— Request —
Copy out the listing below word for word, starting at the line containing "Where is each" and ending at the line containing "legend-box [1879,388,2461,639]", with both lines included.

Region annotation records
* Start *
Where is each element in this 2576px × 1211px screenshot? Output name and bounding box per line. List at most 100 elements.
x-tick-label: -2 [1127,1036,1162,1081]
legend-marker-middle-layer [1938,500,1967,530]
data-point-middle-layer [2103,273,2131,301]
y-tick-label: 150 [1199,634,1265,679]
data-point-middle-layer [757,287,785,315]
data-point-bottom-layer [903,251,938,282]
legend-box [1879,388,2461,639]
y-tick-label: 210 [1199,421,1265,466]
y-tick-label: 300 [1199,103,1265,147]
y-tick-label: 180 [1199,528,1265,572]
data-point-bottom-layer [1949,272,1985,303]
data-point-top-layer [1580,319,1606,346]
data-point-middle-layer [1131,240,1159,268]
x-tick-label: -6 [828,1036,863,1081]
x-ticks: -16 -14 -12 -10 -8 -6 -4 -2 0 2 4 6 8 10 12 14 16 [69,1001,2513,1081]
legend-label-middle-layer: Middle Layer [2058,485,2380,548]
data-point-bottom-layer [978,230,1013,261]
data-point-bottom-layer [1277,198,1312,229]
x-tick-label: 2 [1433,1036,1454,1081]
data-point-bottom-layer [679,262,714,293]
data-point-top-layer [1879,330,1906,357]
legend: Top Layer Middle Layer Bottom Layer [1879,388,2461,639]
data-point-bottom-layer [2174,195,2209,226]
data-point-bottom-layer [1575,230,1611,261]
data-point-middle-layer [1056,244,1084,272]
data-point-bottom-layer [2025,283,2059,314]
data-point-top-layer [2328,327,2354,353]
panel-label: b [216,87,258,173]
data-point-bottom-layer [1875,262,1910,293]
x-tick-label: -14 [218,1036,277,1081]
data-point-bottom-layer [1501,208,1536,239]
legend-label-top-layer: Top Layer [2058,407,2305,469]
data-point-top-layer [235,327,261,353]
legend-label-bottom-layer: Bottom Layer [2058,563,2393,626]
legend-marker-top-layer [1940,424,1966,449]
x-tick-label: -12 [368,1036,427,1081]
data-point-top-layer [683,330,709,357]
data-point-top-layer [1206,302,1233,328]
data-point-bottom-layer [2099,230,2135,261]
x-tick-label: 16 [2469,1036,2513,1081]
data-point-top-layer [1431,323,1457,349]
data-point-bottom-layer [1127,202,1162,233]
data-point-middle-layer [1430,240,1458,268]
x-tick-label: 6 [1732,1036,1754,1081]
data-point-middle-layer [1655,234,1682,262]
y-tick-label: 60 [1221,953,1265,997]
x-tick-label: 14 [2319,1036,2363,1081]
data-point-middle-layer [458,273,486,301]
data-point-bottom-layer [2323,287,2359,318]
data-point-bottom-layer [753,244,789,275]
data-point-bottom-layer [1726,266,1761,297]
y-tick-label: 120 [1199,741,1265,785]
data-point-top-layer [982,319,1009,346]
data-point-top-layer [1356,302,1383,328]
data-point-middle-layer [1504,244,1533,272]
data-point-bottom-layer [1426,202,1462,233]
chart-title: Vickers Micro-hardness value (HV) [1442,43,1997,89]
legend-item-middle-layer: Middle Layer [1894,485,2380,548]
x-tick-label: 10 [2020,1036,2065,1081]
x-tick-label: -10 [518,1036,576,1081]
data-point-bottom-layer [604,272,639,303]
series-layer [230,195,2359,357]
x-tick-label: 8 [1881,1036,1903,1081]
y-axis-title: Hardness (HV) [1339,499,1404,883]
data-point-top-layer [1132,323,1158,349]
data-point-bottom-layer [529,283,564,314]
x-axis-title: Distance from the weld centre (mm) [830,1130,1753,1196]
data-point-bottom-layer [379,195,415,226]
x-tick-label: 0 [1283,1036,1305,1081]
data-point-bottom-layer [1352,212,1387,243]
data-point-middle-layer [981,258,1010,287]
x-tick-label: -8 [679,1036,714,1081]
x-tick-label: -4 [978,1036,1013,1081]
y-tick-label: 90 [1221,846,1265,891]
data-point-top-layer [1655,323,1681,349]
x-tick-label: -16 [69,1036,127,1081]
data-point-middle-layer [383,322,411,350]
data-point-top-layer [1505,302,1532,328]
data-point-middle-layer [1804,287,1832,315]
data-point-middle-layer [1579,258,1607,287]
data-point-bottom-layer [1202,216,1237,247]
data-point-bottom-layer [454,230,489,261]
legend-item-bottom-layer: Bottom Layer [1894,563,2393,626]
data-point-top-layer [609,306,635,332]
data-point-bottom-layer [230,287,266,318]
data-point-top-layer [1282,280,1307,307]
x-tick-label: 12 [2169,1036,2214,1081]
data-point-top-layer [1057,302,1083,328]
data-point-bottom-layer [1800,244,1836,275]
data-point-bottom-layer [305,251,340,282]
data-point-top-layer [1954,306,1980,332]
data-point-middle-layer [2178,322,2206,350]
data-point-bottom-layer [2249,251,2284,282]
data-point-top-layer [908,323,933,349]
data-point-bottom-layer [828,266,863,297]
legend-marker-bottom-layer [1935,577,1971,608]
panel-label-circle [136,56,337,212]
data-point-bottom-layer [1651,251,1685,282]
* End *
* Start *
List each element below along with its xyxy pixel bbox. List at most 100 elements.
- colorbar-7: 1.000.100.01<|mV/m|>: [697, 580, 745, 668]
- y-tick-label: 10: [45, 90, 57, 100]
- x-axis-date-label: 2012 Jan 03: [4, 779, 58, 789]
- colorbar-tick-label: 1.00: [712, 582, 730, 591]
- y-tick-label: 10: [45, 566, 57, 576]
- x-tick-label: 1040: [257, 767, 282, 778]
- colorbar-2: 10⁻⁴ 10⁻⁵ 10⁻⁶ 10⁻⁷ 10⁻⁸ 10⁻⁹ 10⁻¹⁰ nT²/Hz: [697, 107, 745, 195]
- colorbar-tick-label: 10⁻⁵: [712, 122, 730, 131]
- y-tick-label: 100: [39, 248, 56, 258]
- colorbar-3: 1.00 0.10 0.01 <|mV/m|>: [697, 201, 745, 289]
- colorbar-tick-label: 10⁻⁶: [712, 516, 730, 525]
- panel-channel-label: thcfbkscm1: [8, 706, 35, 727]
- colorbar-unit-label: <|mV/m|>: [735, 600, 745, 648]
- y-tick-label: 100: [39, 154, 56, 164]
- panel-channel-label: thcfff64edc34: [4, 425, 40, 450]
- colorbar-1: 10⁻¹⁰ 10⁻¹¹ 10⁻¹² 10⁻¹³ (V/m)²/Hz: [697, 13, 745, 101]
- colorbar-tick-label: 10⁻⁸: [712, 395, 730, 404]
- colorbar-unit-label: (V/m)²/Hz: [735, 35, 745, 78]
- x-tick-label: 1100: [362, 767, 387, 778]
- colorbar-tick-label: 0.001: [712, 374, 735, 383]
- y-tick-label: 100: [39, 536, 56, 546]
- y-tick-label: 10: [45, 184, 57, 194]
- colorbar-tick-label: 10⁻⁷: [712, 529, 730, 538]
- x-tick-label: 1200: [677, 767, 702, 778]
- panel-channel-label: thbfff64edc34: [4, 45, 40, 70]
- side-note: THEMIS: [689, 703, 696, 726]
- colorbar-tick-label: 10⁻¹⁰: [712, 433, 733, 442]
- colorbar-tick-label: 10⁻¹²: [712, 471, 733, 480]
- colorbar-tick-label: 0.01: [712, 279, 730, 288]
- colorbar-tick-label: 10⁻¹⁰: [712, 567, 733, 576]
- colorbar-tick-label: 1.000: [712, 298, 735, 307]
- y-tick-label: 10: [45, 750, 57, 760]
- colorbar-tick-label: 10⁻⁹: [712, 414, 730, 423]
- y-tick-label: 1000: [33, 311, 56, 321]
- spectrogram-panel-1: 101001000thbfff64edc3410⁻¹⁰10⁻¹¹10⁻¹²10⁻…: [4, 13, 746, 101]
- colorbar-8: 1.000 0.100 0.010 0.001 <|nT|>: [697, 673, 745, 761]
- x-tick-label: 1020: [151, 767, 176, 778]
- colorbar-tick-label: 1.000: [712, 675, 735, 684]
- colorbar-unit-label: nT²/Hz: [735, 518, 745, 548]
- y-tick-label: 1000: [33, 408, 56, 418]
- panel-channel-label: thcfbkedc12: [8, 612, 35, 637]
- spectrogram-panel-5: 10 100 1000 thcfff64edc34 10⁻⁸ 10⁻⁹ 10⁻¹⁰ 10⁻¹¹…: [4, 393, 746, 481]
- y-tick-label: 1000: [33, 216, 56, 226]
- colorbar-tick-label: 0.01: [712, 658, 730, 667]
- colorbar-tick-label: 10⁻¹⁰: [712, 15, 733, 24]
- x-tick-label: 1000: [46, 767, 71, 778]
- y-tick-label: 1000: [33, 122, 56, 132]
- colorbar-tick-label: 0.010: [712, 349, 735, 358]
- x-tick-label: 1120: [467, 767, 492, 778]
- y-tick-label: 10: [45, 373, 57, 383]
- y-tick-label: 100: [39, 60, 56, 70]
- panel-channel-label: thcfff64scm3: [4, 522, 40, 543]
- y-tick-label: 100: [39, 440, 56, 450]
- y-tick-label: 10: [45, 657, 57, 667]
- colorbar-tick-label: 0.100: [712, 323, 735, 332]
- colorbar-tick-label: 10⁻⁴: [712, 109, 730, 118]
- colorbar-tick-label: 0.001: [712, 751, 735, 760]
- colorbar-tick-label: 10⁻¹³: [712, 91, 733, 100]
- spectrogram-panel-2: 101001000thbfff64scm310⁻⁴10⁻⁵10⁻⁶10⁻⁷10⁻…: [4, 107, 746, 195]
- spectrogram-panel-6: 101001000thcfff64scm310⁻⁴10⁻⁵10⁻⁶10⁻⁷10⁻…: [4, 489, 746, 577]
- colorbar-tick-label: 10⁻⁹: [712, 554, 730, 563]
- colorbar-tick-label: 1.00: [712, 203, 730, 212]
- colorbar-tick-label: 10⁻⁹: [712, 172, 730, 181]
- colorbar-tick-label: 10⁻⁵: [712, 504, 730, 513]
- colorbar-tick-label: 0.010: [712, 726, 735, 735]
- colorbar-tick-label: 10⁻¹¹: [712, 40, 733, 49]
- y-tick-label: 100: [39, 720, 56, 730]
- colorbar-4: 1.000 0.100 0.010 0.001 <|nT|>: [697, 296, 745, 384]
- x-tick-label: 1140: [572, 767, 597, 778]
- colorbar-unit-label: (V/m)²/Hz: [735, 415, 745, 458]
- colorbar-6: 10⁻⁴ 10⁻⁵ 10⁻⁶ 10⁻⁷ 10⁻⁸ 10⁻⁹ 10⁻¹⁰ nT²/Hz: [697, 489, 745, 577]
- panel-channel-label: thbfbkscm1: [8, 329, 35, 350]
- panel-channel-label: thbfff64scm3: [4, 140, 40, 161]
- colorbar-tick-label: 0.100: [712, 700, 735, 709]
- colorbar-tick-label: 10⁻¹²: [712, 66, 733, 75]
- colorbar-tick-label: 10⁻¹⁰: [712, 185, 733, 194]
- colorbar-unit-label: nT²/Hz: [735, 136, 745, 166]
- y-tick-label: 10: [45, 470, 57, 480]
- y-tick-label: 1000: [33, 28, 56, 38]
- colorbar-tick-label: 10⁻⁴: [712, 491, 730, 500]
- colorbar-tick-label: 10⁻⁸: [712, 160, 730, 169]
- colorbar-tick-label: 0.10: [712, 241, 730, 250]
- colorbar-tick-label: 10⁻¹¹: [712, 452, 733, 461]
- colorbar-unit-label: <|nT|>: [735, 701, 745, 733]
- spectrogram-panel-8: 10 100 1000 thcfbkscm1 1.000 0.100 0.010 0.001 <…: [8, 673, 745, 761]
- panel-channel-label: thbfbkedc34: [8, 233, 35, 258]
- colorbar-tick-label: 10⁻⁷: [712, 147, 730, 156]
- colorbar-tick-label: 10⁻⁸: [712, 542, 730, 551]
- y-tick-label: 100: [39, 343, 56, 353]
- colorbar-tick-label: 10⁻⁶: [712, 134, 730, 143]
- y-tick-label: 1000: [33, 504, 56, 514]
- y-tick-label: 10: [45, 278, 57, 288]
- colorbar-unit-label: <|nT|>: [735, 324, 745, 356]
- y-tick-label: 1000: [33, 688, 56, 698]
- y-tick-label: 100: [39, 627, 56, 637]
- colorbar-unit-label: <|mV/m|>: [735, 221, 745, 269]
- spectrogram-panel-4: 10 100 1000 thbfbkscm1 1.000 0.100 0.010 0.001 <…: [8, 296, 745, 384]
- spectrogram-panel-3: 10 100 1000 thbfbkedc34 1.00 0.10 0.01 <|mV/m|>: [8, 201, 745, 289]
* End *
— Reply to the task —
Where is each element in this 2576px × 1211px screenshot? Output name and bounding box per line. List at most 100 elements.
x-tick-label: -2 [1127,1036,1162,1081]
legend-marker-middle-layer [1938,500,1967,530]
data-point-middle-layer [2103,273,2131,301]
y-tick-label: 150 [1199,634,1265,679]
data-point-middle-layer [757,287,785,315]
data-point-bottom-layer [903,251,938,282]
legend-box [1879,388,2461,639]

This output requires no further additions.